→ Stored data
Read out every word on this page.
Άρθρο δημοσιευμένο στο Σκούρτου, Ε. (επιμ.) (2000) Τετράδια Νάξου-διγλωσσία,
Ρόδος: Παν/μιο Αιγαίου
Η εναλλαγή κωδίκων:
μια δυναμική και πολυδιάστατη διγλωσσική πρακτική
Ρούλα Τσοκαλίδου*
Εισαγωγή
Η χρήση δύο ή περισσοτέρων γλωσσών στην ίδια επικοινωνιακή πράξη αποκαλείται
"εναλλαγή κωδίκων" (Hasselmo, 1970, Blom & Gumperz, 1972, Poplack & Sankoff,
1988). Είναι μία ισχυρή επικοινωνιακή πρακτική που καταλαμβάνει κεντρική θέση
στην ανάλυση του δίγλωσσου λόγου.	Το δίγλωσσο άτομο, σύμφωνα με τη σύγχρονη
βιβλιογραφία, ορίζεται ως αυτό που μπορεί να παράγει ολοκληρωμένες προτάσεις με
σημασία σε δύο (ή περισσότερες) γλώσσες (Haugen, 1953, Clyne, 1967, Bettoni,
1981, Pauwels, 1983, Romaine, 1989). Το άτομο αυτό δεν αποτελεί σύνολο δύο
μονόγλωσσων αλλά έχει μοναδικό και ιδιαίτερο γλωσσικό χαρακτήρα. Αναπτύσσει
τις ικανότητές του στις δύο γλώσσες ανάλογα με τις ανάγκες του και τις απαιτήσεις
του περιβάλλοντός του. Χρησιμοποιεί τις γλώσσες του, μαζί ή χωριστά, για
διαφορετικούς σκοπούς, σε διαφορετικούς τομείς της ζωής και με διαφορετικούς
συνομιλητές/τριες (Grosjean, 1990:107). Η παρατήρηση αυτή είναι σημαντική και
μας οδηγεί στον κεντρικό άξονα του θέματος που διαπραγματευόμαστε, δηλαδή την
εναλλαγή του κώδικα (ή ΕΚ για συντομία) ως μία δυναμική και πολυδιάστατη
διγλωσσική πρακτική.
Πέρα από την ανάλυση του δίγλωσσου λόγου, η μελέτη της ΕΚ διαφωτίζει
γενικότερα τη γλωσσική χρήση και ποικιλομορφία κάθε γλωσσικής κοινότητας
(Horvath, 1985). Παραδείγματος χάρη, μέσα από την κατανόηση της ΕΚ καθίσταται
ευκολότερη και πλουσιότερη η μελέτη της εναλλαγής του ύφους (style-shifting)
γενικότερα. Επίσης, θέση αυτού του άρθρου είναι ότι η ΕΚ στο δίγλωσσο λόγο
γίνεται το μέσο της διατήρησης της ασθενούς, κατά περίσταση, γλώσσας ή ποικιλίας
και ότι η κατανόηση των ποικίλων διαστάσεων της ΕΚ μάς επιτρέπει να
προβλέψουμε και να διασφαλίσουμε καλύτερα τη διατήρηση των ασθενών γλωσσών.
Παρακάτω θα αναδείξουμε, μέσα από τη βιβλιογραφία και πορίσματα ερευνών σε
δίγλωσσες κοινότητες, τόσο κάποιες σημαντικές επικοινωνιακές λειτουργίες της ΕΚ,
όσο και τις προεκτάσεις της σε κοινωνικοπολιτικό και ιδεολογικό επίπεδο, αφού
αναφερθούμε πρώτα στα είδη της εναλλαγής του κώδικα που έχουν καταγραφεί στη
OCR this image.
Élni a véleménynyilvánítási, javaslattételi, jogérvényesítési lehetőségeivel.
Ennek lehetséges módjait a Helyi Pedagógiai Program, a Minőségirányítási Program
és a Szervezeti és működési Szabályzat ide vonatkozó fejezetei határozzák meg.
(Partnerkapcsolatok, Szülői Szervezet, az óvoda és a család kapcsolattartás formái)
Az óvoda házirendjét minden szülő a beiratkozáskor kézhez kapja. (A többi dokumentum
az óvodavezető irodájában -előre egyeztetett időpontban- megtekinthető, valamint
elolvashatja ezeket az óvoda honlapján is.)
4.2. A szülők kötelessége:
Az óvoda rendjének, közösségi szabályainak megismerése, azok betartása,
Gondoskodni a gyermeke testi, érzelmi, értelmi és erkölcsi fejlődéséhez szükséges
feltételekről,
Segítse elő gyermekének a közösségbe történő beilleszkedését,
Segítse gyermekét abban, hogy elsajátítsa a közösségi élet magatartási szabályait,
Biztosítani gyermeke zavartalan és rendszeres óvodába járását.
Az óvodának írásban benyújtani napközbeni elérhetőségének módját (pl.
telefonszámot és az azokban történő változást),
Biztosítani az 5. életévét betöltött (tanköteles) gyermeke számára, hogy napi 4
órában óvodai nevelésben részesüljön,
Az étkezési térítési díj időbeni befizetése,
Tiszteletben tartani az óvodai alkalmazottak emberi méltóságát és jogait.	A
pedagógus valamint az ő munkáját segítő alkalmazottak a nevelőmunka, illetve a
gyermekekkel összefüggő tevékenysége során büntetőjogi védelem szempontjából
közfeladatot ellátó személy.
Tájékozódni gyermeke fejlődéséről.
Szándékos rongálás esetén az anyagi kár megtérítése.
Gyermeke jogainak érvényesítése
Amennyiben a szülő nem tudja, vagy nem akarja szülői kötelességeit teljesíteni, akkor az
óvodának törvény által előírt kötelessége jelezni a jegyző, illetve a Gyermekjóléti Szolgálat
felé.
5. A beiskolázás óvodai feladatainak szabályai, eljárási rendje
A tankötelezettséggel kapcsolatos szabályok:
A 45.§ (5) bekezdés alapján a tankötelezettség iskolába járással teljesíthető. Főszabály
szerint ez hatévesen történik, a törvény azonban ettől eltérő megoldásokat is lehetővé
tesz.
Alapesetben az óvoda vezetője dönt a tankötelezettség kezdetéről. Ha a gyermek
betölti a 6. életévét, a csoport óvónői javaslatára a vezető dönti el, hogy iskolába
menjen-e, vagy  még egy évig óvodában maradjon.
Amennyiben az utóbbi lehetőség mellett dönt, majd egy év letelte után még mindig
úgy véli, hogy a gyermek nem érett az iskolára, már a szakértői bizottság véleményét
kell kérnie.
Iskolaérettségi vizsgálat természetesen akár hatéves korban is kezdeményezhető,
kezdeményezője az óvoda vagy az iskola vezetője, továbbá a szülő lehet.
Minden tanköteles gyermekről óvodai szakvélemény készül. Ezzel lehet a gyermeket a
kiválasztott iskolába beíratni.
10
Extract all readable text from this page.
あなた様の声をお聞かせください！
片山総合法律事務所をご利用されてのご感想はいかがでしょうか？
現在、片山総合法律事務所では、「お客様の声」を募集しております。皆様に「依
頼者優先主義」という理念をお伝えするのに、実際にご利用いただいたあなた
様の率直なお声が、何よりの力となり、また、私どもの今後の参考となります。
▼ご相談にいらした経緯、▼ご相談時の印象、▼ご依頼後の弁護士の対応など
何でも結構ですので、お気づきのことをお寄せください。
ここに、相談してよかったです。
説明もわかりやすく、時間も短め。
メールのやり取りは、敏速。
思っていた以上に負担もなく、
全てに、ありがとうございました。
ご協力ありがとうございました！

→ Challenge
From the entries, report each line that includes the word "πρακτική".

→ Final result
μια δυναμική και πολυδιάστατη διγλωσσική πρακτική
1988). Είναι μία ισχυρή επικοινωνιακή πρακτική που καταλαμβάνει κεντρική θέση
διγλωσσική πρακτική.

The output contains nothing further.